Skip the pictures. Reproduce all other material exactly.
━━━ Extracted entries
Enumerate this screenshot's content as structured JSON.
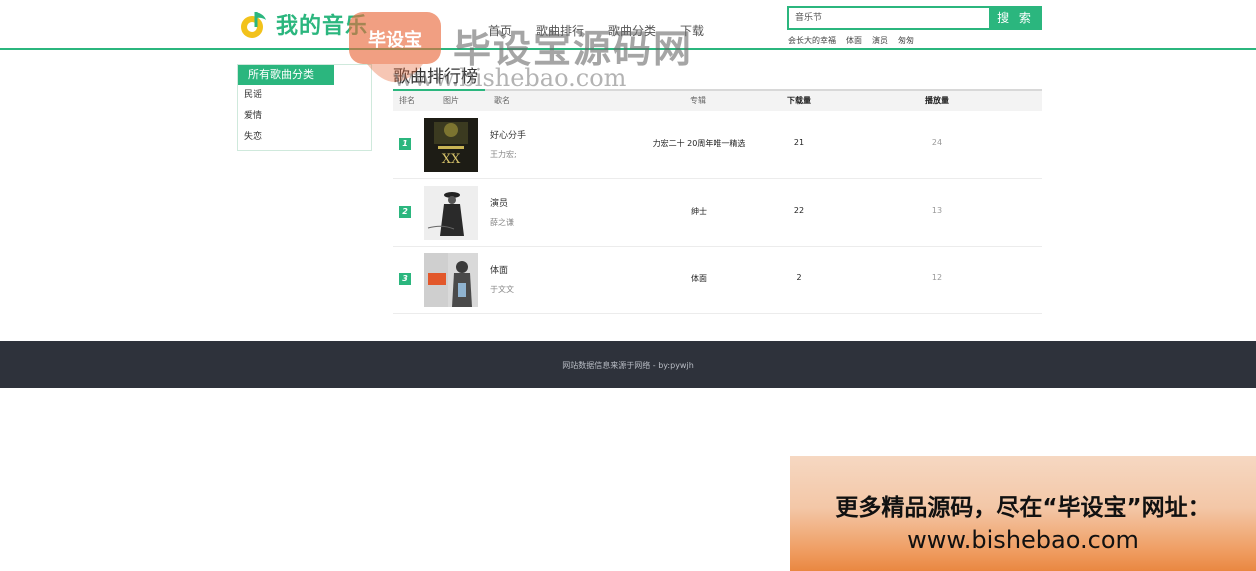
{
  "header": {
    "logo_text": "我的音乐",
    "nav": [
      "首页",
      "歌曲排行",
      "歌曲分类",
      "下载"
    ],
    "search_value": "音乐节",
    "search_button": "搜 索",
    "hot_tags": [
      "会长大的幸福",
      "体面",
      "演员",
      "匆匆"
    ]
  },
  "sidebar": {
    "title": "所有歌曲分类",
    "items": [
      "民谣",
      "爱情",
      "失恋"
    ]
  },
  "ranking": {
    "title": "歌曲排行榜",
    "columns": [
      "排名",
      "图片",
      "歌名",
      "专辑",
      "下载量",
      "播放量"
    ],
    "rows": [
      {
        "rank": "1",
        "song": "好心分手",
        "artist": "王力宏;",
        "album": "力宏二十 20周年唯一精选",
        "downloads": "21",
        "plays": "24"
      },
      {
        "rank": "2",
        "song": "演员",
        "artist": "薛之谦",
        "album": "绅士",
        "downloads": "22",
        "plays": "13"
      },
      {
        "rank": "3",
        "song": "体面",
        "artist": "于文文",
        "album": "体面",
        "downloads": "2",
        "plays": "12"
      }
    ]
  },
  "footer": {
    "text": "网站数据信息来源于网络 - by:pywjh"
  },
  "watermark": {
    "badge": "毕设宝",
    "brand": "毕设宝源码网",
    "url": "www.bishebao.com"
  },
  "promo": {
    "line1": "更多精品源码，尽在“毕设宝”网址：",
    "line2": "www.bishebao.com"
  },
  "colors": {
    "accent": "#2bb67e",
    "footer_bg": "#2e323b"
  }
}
━━━━━━
__Answer in full__
Enumerate this screenshot's content as structured JSON.
{
  "header": {
    "logo_text": "我的音乐",
    "nav": [
      "首页",
      "歌曲排行",
      "歌曲分类",
      "下载"
    ],
    "search_value": "音乐节",
    "search_button": "搜 索",
    "hot_tags": [
      "会长大的幸福",
      "体面",
      "演员",
      "匆匆"
    ]
  },
  "sidebar": {
    "title": "所有歌曲分类",
    "items": [
      "民谣",
      "爱情",
      "失恋"
    ]
  },
  "ranking": {
    "title": "歌曲排行榜",
    "columns": [
      "排名",
      "图片",
      "歌名",
      "专辑",
      "下载量",
      "播放量"
    ],
    "rows": [
      {
        "rank": "1",
        "song": "好心分手",
        "artist": "王力宏;",
        "album": "力宏二十 20周年唯一精选",
        "downloads": "21",
        "plays": "24"
      },
      {
        "rank": "2",
        "song": "演员",
        "artist": "薛之谦",
        "album": "绅士",
        "downloads": "22",
        "plays": "13"
      },
      {
        "rank": "3",
        "song": "体面",
        "artist": "于文文",
        "album": "体面",
        "downloads": "2",
        "plays": "12"
      }
    ]
  },
  "footer": {
    "text": "网站数据信息来源于网络 - by:pywjh"
  },
  "watermark": {
    "badge": "毕设宝",
    "brand": "毕设宝源码网",
    "url": "www.bishebao.com"
  },
  "promo": {
    "line1": "更多精品源码，尽在“毕设宝”网址：",
    "line2": "www.bishebao.com"
  },
  "colors": {
    "accent": "#2bb67e",
    "footer_bg": "#2e323b"
  }
}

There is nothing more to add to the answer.